[Required work] State the number of lines where "from" appears. Add nothing else.

_ _ _ _ _

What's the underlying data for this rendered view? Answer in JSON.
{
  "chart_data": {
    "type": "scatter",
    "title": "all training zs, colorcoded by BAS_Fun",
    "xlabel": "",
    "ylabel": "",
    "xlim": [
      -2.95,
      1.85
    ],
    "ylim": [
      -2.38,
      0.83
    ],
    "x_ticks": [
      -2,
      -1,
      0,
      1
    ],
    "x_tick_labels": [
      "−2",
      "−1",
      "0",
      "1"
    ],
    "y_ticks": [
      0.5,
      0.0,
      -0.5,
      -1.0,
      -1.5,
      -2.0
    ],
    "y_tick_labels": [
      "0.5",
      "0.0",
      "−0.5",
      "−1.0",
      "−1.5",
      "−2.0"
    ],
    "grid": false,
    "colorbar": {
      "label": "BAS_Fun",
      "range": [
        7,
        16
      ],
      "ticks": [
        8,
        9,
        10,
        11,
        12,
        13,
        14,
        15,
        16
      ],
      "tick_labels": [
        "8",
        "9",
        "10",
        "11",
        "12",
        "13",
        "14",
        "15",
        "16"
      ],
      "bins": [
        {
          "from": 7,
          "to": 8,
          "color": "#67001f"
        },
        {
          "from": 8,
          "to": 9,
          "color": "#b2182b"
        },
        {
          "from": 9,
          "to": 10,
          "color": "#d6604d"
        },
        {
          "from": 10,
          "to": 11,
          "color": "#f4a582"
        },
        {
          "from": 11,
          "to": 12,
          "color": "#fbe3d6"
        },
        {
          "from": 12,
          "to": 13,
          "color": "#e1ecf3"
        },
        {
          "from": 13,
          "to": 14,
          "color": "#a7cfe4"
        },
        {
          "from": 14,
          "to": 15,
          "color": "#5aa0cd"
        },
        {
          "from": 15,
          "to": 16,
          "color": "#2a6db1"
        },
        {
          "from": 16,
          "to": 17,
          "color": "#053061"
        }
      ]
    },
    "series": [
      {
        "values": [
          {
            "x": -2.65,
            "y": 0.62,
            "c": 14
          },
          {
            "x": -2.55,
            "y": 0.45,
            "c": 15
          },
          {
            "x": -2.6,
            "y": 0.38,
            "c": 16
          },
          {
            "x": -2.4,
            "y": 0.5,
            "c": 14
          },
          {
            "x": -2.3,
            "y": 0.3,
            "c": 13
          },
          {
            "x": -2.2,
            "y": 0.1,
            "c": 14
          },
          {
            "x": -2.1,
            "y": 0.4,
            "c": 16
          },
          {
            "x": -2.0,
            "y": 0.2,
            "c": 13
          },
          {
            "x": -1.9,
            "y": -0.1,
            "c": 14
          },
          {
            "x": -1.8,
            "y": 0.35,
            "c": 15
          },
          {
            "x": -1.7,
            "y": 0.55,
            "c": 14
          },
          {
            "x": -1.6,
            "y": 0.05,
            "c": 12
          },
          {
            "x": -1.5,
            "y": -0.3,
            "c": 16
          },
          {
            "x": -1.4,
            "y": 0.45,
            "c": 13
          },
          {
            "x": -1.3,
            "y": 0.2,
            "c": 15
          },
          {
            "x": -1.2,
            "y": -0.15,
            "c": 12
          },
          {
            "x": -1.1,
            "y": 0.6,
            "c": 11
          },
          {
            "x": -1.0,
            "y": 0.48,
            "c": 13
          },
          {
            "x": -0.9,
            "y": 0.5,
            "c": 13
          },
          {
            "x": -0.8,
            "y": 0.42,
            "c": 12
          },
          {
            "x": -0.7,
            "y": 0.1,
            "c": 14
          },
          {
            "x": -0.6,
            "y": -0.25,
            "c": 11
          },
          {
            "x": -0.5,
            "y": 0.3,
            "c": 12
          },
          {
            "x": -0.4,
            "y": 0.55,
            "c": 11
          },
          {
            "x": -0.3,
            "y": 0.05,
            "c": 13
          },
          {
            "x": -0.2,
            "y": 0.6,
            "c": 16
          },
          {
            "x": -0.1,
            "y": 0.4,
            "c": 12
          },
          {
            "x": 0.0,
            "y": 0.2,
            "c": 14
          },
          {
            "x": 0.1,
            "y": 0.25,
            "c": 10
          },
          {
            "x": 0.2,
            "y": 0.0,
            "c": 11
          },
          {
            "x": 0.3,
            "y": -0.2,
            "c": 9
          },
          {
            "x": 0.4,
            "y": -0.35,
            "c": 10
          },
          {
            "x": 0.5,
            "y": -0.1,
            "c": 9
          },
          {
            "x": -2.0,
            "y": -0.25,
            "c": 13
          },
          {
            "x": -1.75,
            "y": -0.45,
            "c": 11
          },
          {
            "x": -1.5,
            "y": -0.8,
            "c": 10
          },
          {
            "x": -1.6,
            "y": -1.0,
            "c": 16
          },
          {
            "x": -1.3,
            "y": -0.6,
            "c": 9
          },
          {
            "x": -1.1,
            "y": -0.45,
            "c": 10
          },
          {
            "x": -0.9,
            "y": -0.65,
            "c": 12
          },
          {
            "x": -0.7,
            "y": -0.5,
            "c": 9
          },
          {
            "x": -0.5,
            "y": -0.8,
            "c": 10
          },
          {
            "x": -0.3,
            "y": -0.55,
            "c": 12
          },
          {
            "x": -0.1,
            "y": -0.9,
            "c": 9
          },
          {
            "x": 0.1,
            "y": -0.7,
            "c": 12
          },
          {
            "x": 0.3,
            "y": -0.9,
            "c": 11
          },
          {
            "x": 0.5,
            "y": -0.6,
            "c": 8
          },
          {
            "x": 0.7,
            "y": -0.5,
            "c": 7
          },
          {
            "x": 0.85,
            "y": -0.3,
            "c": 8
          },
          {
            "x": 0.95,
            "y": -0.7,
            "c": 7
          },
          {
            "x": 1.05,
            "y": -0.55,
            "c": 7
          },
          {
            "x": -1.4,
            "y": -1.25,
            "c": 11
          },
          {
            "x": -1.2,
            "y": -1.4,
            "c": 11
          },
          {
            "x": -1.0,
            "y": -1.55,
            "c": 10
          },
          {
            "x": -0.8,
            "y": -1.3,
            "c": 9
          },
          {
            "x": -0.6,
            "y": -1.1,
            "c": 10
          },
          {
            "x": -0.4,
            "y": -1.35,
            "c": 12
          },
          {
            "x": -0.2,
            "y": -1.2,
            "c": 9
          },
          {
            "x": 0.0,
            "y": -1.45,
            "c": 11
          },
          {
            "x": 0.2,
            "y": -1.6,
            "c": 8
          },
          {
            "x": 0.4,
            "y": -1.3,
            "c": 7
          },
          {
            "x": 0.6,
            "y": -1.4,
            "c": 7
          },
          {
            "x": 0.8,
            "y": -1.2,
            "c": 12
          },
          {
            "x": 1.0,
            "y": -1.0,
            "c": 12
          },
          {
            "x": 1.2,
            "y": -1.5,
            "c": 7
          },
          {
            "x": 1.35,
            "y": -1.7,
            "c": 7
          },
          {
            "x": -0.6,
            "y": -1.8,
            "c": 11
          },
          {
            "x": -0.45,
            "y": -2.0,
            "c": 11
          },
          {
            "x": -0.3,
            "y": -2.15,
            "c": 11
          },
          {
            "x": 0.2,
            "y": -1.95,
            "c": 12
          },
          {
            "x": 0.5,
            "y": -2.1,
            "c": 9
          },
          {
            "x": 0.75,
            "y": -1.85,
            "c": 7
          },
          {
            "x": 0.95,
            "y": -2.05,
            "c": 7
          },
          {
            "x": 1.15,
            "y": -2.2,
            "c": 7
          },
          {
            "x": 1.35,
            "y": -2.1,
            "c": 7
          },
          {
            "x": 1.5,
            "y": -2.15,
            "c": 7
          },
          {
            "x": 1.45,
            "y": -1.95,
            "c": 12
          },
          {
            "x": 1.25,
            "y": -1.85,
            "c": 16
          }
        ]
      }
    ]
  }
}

_ _ _ _ _

[Full solution] 10